#### Task statement
Print each line of the listing once more, precisely as given.

#### Entries supplied
···

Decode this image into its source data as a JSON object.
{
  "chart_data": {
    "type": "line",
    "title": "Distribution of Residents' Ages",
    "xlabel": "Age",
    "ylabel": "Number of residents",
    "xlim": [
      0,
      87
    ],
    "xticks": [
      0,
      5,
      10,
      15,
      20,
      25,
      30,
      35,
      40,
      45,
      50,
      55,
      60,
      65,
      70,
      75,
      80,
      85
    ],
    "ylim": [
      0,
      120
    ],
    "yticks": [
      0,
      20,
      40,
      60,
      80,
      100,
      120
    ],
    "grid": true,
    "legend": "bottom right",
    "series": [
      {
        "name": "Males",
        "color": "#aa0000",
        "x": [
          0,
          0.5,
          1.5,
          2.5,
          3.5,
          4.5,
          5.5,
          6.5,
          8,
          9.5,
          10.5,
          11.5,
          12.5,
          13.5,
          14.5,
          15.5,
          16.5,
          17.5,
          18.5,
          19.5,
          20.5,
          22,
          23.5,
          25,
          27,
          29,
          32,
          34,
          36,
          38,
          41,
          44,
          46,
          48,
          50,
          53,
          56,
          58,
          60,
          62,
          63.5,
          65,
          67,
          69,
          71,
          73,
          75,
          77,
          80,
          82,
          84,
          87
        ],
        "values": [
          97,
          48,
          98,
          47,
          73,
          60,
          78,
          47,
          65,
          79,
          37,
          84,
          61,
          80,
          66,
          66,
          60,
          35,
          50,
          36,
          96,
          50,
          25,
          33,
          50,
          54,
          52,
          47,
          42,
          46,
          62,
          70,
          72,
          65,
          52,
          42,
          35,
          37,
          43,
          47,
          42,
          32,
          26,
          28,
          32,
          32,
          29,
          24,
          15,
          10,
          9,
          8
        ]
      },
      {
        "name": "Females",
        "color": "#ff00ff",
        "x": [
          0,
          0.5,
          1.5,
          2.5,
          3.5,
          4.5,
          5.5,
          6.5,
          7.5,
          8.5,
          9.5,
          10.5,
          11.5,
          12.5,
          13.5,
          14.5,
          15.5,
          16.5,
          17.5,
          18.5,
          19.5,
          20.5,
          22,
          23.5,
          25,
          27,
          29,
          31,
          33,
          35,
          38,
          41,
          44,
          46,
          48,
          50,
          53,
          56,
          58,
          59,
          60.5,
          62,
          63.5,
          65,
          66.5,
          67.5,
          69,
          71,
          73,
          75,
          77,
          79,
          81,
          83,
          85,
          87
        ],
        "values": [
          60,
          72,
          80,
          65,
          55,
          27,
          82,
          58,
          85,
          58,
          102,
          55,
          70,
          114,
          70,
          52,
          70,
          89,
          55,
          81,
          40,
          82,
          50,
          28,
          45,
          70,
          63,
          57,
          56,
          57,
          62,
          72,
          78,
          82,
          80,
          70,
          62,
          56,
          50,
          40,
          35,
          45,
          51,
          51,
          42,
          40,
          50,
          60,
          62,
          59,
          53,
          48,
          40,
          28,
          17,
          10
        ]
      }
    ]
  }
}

···

#### Output
Decode this image into its source data as a JSON object.
{
  "chart_data": {
    "type": "line",
    "title": "Distribution of Residents' Ages",
    "xlabel": "Age",
    "ylabel": "Number of residents",
    "xlim": [
      0,
      87
    ],
    "xticks": [
      0,
      5,
      10,
      15,
      20,
      25,
      30,
      35,
      40,
      45,
      50,
      55,
      60,
      65,
      70,
      75,
      80,
      85
    ],
    "ylim": [
      0,
      120
    ],
    "yticks": [
      0,
      20,
      40,
      60,
      80,
      100,
      120
    ],
    "grid": true,
    "legend": "bottom right",
    "series": [
      {
        "name": "Males",
        "color": "#aa0000",
        "x": [
          0,
          0.5,
          1.5,
          2.5,
          3.5,
          4.5,
          5.5,
          6.5,
          8,
          9.5,
          10.5,
          11.5,
          12.5,
          13.5,
          14.5,
          15.5,
          16.5,
          17.5,
          18.5,
          19.5,
          20.5,
          22,
          23.5,
          25,
          27,
          29,
          32,
          34,
          36,
          38,
          41,
          44,
          46,
          48,
          50,
          53,
          56,
          58,
          60,
          62,
          63.5,
          65,
          67,
          69,
          71,
          73,
          75,
          77,
          80,
          82,
          84,
          87
        ],
        "values": [
          97,
          48,
          98,
          47,
          73,
          60,
          78,
          47,
          65,
          79,
          37,
          84,
          61,
          80,
          66,
          66,
          60,
          35,
          50,
          36,
          96,
          50,
          25,
          33,
          50,
          54,
          52,
          47,
          42,
          46,
          62,
          70,
          72,
          65,
          52,
          42,
          35,
          37,
          43,
          47,
          42,
          32,
          26,
          28,
          32,
          32,
          29,
          24,
          15,
          10,
          9,
          8
        ]
      },
      {
        "name": "Females",
        "color": "#ff00ff",
        "x": [
          0,
          0.5,
          1.5,
          2.5,
          3.5,
          4.5,
          5.5,
          6.5,
          7.5,
          8.5,
          9.5,
          10.5,
          11.5,
          12.5,
          13.5,
          14.5,
          15.5,
          16.5,
          17.5,
          18.5,
          19.5,
          20.5,
          22,
          23.5,
          25,
          27,
          29,
          31,
          33,
          35,
          38,
          41,
          44,
          46,
          48,
          50,
          53,
          56,
          58,
          59,
          60.5,
          62,
          63.5,
          65,
          66.5,
          67.5,
          69,
          71,
          73,
          75,
          77,
          79,
          81,
          83,
          85,
          87
        ],
        "values": [
          60,
          72,
          80,
          65,
          55,
          27,
          82,
          58,
          85,
          58,
          102,
          55,
          70,
          114,
          70,
          52,
          70,
          89,
          55,
          81,
          40,
          82,
          50,
          28,
          45,
          70,
          63,
          57,
          56,
          57,
          62,
          72,
          78,
          82,
          80,
          70,
          62,
          56,
          50,
          40,
          35,
          45,
          51,
          51,
          42,
          40,
          50,
          60,
          62,
          59,
          53,
          48,
          40,
          28,
          17,
          10
        ]
      }
    ]
  }
}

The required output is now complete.